◆ Dataset excerpts
BEGIN

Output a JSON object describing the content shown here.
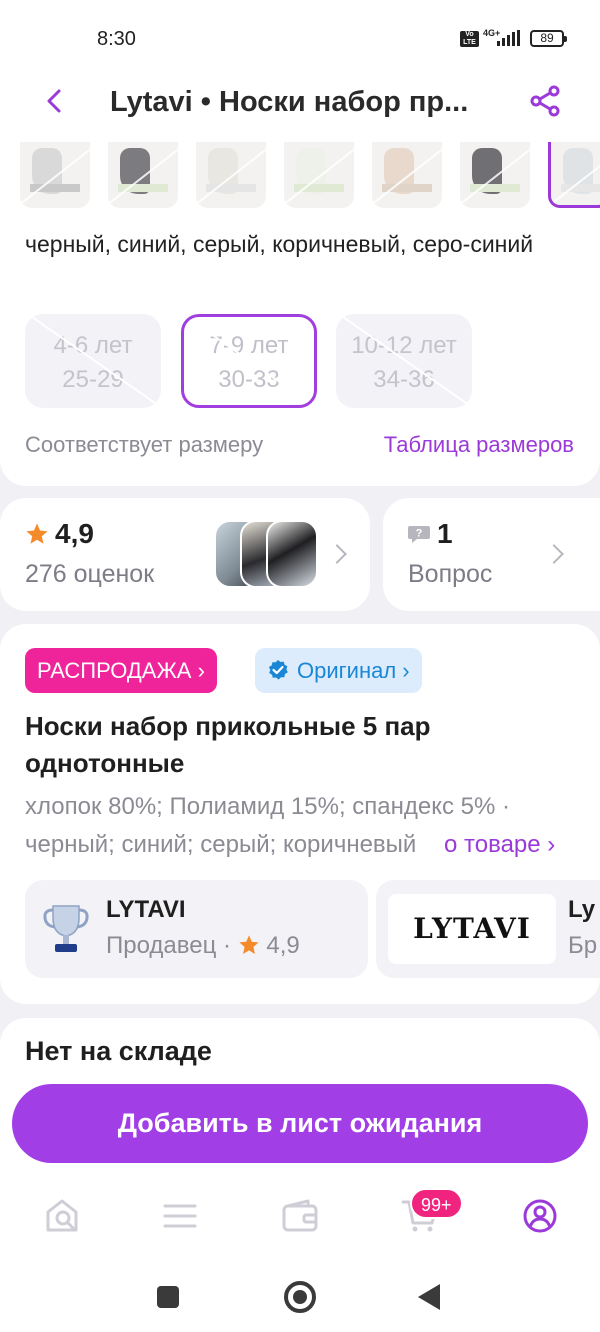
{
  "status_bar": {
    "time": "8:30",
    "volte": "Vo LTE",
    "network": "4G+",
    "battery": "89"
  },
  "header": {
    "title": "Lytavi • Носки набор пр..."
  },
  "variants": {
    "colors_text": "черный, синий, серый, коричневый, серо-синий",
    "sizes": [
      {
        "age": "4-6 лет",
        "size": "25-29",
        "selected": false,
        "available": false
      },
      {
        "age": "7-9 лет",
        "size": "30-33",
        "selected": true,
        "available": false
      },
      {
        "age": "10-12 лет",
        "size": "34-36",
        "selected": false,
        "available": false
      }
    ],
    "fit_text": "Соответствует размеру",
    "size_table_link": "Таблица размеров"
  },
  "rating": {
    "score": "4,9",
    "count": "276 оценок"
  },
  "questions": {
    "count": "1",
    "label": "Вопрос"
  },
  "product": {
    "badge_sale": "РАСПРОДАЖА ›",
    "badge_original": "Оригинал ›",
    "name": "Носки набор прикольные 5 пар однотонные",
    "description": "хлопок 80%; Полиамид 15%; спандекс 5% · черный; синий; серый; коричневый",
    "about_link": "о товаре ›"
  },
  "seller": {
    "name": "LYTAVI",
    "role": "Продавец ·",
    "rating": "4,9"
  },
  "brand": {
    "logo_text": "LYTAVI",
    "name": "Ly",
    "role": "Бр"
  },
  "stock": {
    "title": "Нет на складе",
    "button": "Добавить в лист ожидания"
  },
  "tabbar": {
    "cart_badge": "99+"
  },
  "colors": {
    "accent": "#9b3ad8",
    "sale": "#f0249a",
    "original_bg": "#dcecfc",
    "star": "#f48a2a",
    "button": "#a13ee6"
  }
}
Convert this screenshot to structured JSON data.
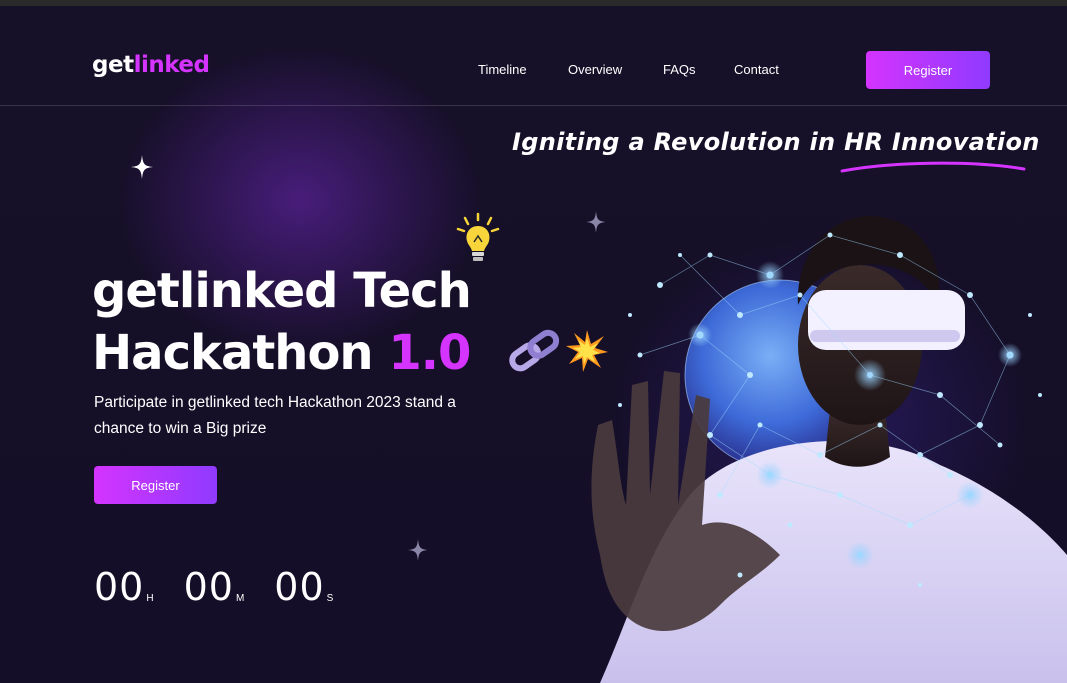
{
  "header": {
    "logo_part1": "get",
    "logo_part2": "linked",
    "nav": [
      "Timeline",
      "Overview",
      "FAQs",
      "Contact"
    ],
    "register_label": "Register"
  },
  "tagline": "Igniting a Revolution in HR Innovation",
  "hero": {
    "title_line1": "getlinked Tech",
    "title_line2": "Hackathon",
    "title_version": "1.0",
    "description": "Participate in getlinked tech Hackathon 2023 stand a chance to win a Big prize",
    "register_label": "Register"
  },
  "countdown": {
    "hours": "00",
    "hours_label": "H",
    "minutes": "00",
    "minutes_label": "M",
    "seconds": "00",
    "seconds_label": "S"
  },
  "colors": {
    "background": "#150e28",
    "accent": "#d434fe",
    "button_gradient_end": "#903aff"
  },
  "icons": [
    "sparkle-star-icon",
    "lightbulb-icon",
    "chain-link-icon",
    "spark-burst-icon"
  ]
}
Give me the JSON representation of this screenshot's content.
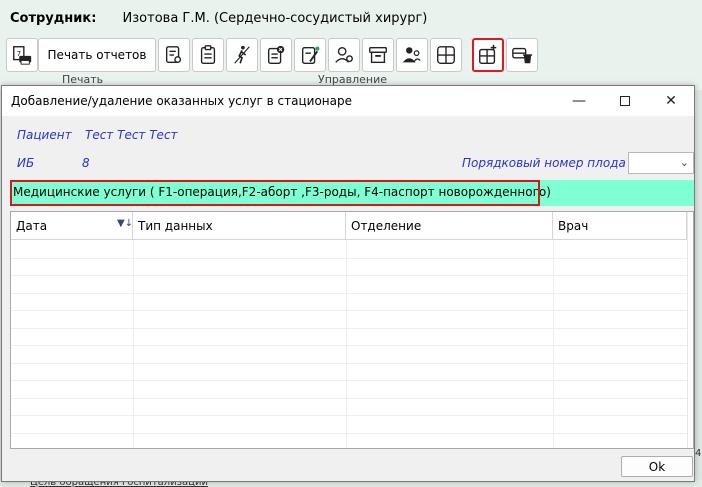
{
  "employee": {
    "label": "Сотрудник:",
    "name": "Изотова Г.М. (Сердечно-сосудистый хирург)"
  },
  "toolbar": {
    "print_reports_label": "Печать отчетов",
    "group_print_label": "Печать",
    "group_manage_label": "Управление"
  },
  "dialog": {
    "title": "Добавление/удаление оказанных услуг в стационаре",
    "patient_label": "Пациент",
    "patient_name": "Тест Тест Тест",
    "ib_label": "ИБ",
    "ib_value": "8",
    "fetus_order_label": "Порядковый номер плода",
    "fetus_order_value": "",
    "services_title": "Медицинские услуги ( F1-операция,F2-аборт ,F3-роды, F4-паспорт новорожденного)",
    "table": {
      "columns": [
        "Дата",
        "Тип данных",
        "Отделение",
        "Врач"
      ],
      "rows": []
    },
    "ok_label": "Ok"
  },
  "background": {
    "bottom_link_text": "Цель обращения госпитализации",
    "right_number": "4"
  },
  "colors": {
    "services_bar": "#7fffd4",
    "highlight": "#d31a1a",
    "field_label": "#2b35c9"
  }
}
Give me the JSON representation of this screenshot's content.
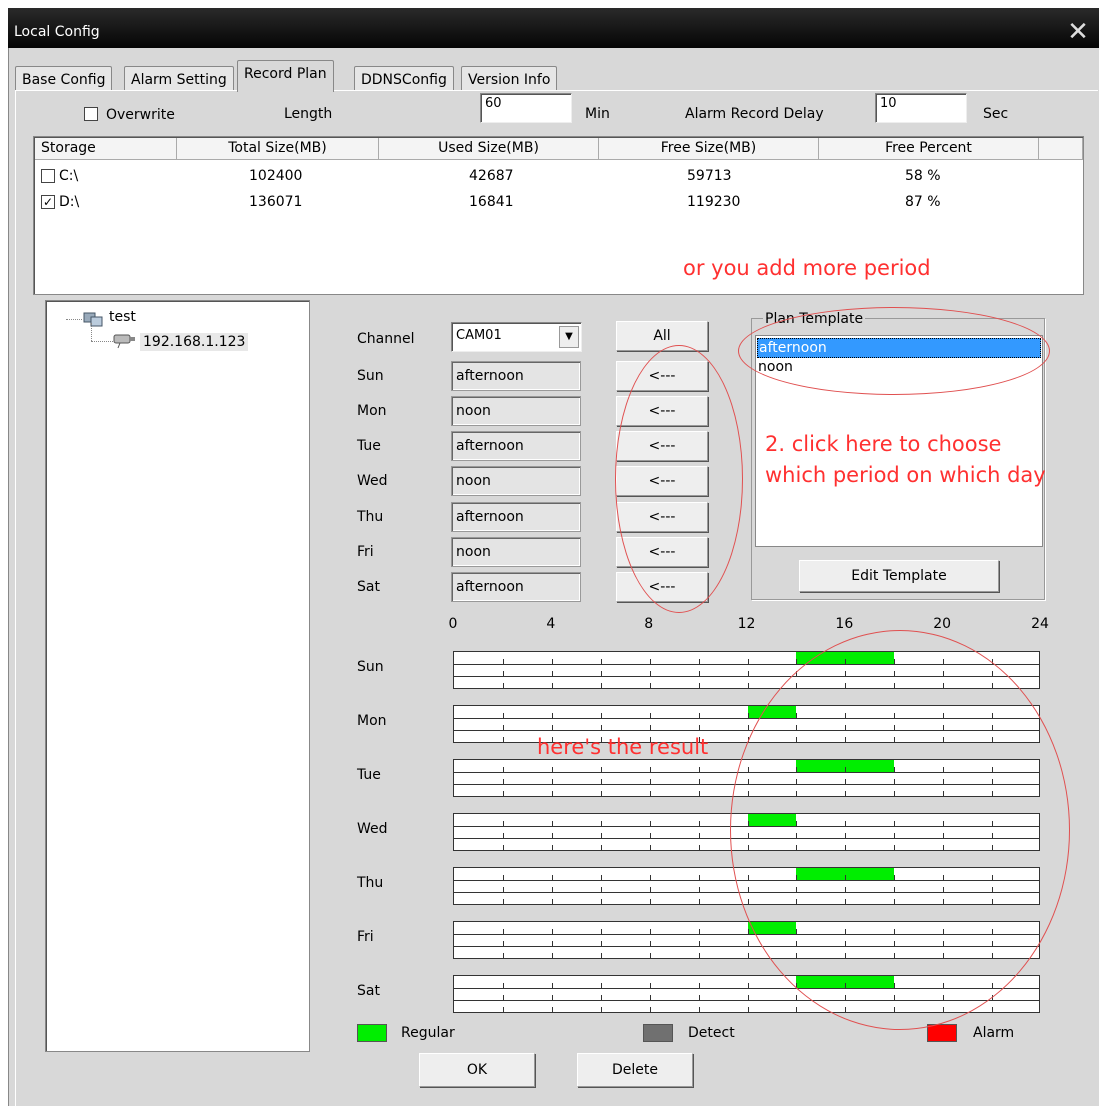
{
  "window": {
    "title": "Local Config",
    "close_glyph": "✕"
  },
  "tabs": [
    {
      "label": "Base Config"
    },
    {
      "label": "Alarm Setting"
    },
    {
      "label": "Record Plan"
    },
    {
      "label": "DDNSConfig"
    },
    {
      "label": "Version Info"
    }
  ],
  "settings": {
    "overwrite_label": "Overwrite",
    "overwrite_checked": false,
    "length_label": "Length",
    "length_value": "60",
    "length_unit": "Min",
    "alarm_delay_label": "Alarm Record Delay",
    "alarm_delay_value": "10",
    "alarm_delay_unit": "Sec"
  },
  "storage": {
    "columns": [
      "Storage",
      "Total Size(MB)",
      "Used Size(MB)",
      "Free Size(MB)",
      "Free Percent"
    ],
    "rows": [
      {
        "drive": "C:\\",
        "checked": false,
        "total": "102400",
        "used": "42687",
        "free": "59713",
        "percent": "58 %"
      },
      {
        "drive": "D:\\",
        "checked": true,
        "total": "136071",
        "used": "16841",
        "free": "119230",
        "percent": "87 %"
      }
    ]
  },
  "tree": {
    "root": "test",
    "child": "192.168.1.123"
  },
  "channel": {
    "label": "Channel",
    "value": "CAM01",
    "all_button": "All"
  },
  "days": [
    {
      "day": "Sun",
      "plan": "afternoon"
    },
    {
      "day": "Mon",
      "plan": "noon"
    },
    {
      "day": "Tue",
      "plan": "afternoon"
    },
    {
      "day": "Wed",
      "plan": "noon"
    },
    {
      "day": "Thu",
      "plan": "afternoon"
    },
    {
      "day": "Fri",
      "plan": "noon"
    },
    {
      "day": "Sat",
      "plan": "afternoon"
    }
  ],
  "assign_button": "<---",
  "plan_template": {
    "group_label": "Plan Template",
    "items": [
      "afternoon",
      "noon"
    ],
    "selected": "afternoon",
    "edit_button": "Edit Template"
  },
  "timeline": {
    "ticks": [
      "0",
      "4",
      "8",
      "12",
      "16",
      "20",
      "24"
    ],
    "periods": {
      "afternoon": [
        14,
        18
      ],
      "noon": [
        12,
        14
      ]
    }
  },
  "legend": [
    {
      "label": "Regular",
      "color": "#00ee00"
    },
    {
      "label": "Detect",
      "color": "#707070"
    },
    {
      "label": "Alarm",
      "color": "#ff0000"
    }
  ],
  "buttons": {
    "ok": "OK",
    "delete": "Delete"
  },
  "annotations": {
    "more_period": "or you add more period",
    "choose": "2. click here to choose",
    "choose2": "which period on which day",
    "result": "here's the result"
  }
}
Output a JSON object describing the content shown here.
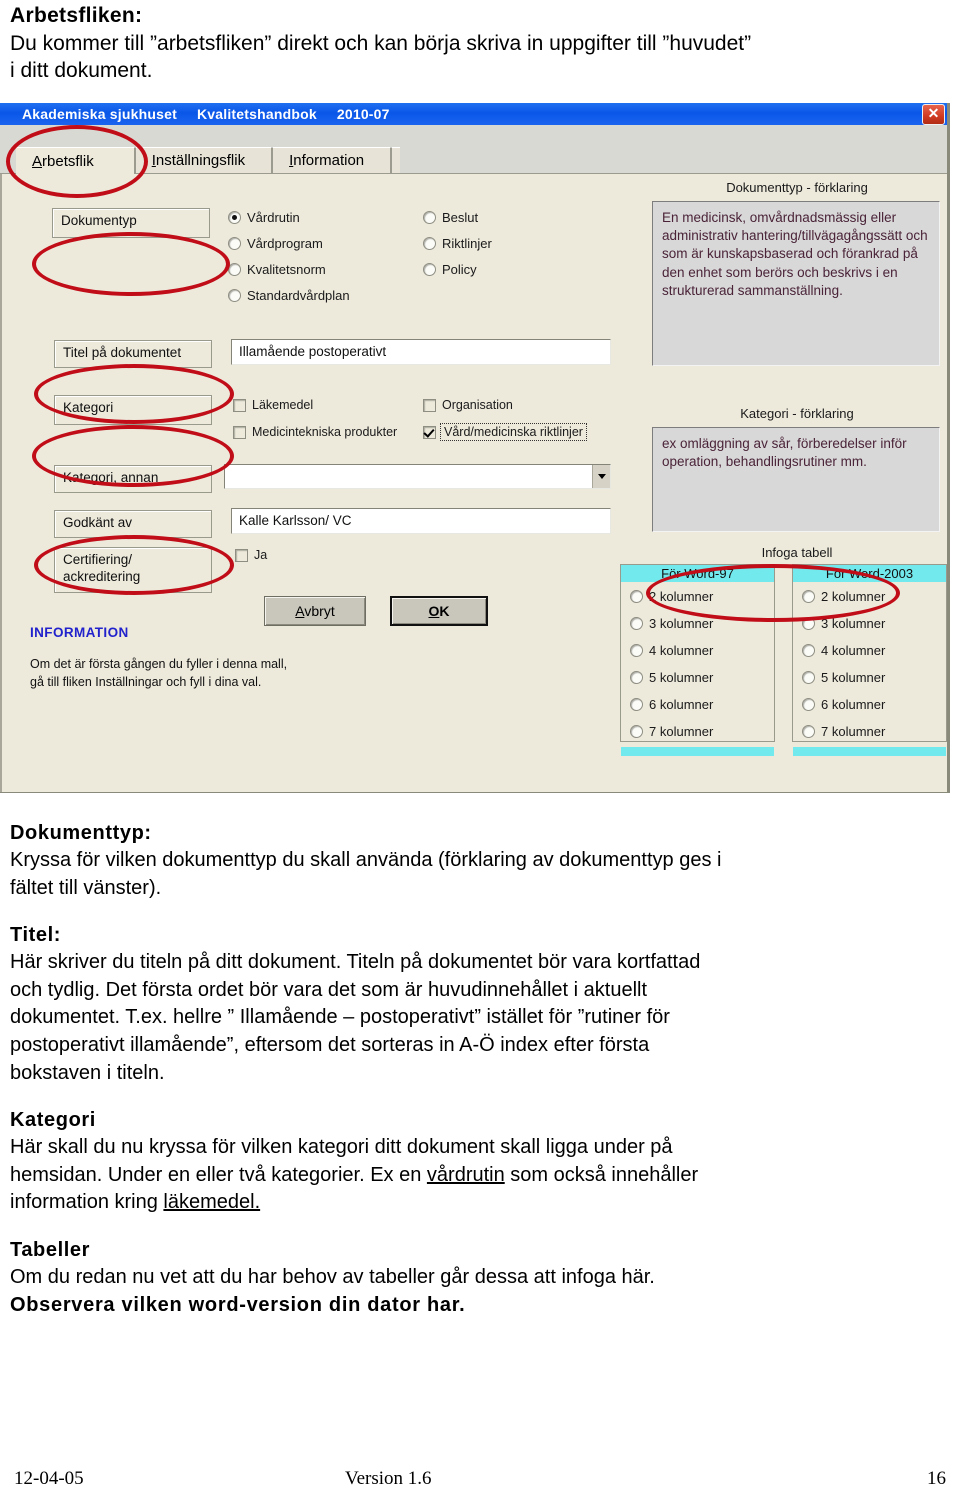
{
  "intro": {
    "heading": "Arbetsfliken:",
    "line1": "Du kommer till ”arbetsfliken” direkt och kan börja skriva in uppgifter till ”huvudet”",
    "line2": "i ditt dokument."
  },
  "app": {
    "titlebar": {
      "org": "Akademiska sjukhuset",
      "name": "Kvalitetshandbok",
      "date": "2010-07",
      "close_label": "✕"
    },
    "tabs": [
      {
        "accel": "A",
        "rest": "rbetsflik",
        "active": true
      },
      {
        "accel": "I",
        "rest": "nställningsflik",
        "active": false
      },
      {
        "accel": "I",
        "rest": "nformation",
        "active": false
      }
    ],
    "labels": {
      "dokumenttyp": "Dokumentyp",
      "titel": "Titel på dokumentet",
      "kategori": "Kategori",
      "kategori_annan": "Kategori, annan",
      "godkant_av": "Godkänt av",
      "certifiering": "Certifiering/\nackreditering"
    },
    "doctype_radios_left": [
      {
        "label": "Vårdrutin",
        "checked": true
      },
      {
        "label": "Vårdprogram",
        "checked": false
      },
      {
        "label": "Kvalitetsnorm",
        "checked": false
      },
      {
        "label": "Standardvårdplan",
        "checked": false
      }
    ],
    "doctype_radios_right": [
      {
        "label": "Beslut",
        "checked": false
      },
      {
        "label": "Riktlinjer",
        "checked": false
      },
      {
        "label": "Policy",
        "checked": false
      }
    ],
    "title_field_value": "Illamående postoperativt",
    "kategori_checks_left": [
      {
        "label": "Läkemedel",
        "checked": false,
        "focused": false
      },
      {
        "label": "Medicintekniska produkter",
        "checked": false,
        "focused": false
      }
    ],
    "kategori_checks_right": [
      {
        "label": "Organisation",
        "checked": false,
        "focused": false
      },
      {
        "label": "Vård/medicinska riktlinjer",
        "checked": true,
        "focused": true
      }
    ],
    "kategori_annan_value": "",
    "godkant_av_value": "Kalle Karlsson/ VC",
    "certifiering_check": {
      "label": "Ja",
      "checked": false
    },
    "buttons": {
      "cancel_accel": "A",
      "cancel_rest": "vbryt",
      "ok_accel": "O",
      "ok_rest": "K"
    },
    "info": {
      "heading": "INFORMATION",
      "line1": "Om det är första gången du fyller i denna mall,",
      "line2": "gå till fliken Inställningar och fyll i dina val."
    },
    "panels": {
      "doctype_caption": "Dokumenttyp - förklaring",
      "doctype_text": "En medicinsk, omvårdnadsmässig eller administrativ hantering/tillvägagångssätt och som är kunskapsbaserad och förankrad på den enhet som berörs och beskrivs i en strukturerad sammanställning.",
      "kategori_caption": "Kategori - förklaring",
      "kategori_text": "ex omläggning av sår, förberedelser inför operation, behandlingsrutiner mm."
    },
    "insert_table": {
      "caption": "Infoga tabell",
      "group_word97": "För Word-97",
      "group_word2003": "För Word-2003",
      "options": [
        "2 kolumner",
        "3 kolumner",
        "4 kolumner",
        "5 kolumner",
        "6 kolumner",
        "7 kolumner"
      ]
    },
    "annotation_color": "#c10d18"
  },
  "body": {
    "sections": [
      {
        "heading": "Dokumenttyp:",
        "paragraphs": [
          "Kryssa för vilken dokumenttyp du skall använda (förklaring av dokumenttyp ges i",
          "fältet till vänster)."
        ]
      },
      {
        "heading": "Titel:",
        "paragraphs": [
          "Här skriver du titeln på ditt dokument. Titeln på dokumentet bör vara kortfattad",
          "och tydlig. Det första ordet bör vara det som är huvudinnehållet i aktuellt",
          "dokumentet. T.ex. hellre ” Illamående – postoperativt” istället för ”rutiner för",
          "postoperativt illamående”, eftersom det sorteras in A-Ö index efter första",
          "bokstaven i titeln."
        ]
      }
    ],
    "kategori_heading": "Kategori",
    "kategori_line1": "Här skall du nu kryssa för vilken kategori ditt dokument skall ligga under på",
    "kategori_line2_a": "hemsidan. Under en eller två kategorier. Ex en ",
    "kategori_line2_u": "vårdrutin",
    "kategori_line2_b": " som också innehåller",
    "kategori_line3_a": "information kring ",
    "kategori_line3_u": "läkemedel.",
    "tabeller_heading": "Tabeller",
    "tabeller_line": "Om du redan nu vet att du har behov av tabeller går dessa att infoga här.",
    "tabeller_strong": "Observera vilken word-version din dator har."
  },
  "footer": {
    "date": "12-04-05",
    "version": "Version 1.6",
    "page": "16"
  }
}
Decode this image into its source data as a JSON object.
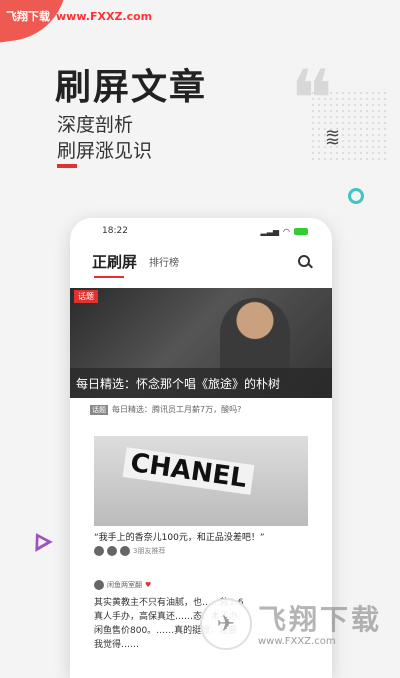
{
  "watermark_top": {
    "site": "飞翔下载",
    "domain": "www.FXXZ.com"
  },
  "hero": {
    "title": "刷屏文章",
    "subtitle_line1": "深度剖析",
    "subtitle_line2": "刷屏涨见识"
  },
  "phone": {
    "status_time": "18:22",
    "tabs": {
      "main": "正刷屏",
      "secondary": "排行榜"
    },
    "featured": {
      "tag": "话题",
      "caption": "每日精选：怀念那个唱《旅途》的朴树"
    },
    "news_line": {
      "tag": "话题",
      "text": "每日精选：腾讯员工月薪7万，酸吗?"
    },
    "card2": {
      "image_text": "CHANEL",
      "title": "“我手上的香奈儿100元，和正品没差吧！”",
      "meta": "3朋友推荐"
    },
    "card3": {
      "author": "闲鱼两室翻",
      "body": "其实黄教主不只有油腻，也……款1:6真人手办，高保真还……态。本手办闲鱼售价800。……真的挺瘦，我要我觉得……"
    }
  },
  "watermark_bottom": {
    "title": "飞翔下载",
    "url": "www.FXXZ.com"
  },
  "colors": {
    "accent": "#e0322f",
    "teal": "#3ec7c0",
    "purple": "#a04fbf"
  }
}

END

◆ Set task
Using the listing, collect all lines in which the string "Печать" is found.

◆ Expected answer
    "print_reports_label": "Печать отчетов",
    "group_print_label": "Печать",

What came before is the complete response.